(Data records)

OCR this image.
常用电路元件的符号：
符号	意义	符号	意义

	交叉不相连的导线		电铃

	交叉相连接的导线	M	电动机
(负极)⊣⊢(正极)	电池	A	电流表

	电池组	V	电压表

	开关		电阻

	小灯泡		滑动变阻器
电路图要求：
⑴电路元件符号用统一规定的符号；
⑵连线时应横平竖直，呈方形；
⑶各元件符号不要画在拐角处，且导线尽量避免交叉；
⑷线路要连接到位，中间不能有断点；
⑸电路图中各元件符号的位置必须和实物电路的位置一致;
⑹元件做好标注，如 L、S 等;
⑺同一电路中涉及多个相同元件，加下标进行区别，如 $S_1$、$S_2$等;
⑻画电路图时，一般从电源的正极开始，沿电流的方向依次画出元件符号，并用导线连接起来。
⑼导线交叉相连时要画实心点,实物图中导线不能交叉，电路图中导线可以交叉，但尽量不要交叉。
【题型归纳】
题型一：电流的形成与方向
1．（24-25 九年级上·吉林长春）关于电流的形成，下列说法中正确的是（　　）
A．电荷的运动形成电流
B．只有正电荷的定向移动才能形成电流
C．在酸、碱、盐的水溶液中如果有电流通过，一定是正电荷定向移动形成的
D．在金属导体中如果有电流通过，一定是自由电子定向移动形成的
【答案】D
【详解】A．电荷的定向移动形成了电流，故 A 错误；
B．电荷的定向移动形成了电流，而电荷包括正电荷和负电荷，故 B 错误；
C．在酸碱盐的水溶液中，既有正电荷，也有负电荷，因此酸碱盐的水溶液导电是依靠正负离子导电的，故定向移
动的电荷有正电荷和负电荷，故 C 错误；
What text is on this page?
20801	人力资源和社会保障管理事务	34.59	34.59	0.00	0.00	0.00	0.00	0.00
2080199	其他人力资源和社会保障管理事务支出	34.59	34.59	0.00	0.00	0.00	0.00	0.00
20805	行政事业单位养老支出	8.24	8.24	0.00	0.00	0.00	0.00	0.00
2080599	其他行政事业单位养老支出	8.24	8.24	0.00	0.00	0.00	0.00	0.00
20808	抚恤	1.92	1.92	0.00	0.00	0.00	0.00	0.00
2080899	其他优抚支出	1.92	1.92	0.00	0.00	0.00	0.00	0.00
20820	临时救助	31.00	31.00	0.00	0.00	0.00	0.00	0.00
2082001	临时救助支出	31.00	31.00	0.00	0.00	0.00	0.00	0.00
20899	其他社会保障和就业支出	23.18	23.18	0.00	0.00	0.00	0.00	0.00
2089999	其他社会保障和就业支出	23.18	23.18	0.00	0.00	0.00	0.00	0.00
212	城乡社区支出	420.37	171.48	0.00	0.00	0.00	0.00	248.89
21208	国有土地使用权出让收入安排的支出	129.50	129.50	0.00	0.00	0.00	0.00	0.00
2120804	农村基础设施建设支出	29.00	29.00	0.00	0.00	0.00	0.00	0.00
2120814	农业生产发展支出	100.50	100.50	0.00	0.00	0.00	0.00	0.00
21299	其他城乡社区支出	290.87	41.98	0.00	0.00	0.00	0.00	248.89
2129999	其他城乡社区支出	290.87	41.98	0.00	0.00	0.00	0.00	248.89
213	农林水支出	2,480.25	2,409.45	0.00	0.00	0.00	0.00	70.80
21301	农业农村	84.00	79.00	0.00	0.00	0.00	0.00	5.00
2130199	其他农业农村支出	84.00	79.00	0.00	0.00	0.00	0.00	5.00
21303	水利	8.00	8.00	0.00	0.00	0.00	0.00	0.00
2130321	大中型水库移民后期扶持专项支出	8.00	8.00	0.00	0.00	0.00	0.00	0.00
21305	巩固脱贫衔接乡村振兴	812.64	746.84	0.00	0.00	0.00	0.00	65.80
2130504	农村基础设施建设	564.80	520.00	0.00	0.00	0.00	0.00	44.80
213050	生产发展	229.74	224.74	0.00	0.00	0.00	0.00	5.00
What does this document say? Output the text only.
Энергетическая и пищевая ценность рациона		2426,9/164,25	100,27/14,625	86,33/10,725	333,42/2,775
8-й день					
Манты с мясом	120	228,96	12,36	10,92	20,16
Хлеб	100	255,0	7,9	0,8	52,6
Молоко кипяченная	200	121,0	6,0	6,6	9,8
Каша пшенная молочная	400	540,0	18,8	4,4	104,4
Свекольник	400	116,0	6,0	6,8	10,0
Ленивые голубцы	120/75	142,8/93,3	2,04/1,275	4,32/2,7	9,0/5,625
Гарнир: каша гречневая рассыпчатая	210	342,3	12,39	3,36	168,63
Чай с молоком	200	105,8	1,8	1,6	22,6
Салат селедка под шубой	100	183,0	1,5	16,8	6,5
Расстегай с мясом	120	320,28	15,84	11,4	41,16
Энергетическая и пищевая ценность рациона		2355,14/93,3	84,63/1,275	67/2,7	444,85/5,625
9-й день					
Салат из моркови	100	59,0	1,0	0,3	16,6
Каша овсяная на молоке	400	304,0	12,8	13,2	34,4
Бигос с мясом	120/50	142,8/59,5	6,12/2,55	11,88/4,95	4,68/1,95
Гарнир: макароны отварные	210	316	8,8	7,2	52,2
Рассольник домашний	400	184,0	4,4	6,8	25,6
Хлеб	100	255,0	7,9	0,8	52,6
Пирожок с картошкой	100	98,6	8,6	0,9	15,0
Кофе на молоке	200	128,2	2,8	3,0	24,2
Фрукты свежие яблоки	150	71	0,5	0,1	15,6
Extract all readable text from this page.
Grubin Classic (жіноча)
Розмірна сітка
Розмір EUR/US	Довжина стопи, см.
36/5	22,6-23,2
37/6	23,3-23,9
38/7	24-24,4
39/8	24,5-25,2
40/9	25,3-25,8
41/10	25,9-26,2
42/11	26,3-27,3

▸ What this task involves: Write out each line of the data that holds the string "其他社会保障和就业支出".

▸ Completed exercise:
20899	其他社会保障和就业支出	23.18	23.18	0.00	0.00	0.00	0.00	0.00
2089999	其他社会保障和就业支出	23.18	23.18	0.00	0.00	0.00	0.00	0.00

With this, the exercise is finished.